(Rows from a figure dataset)
------------------------------------------------------------------------

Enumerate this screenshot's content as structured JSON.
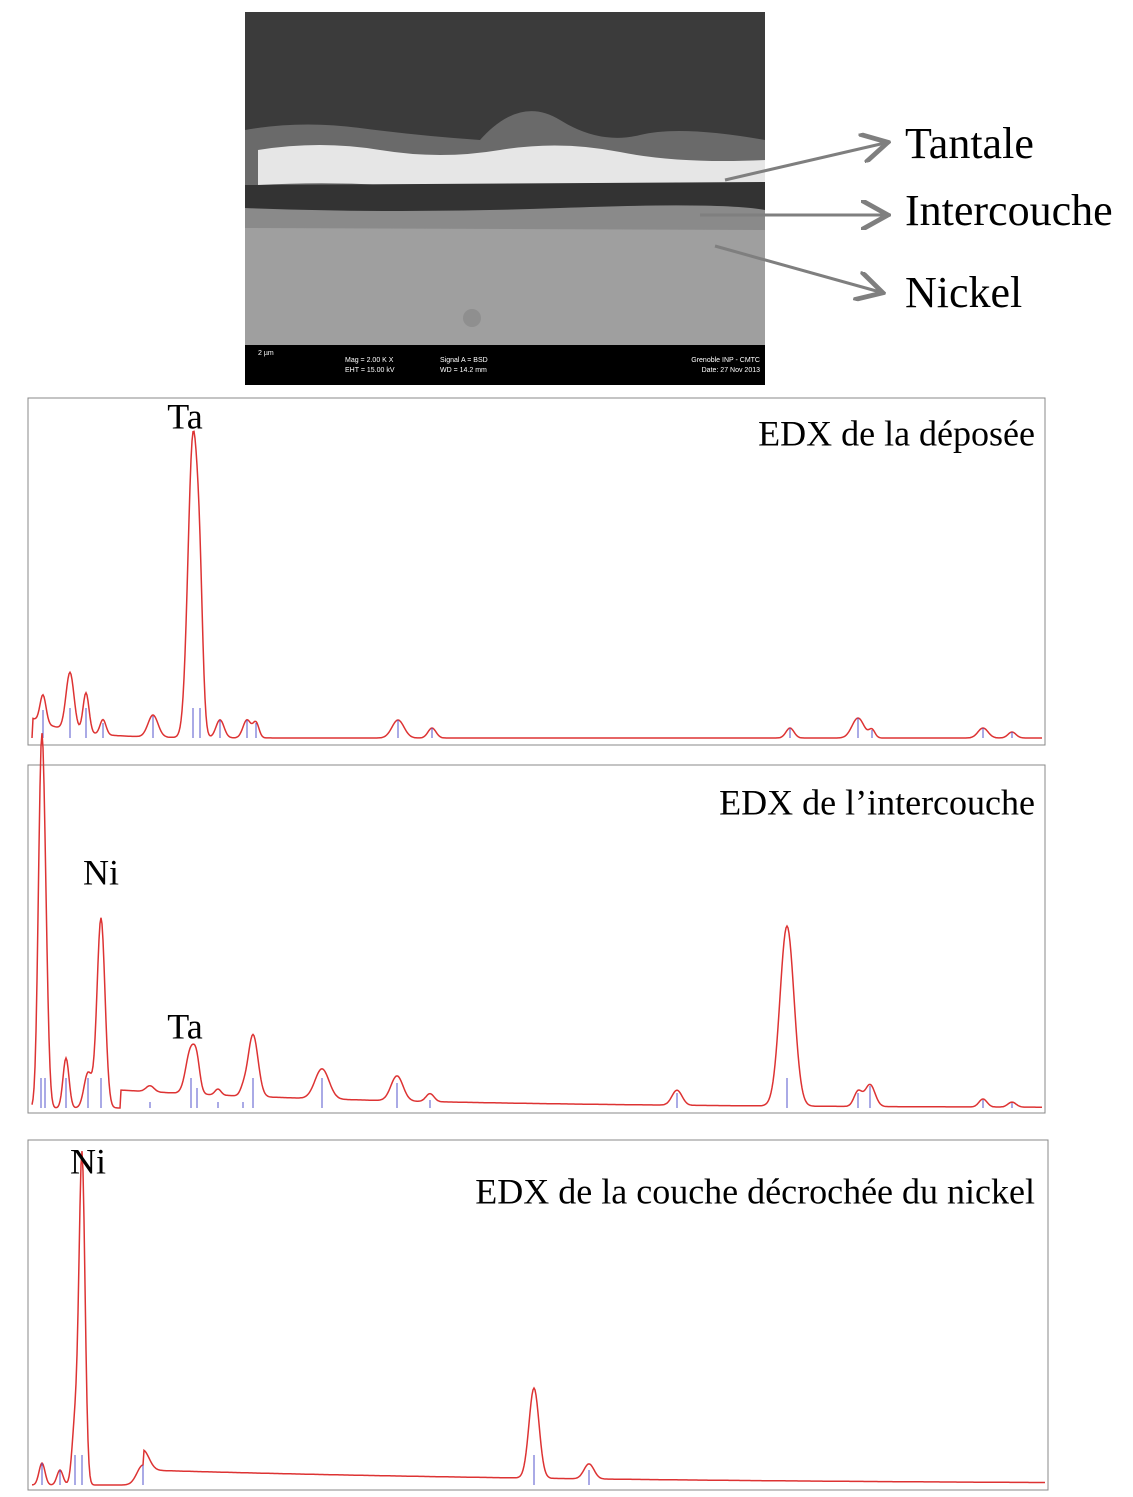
{
  "sem_image": {
    "labels": [
      "Tantale",
      "Intercouche",
      "Nickel"
    ],
    "info_bar": {
      "scale": "2 µm",
      "mag": "Mag = 2.00 K X",
      "eht": "EHT = 15.00 kV",
      "signal": "Signal A = BSD",
      "wd": "WD = 14.2 mm",
      "lab": "Grenoble INP - CMTC",
      "date": "Date: 27 Nov 2013"
    }
  },
  "spectra": [
    {
      "title": "EDX de la déposée",
      "peak_labels": [
        "Ta"
      ]
    },
    {
      "title": "EDX de l’intercouche",
      "peak_labels": [
        "Ni",
        "Ta"
      ]
    },
    {
      "title": "EDX de la couche décrochée du nickel",
      "peak_labels": [
        "Ni"
      ]
    }
  ]
}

------------------------------------------------------------------------

GOAL – Copy all lines from the entries that contain the word "title".

ANSWER TO THIS TASK –
      "title": "EDX de la déposée",
      "title": "EDX de l’intercouche",
      "title": "EDX de la couche décrochée du nickel",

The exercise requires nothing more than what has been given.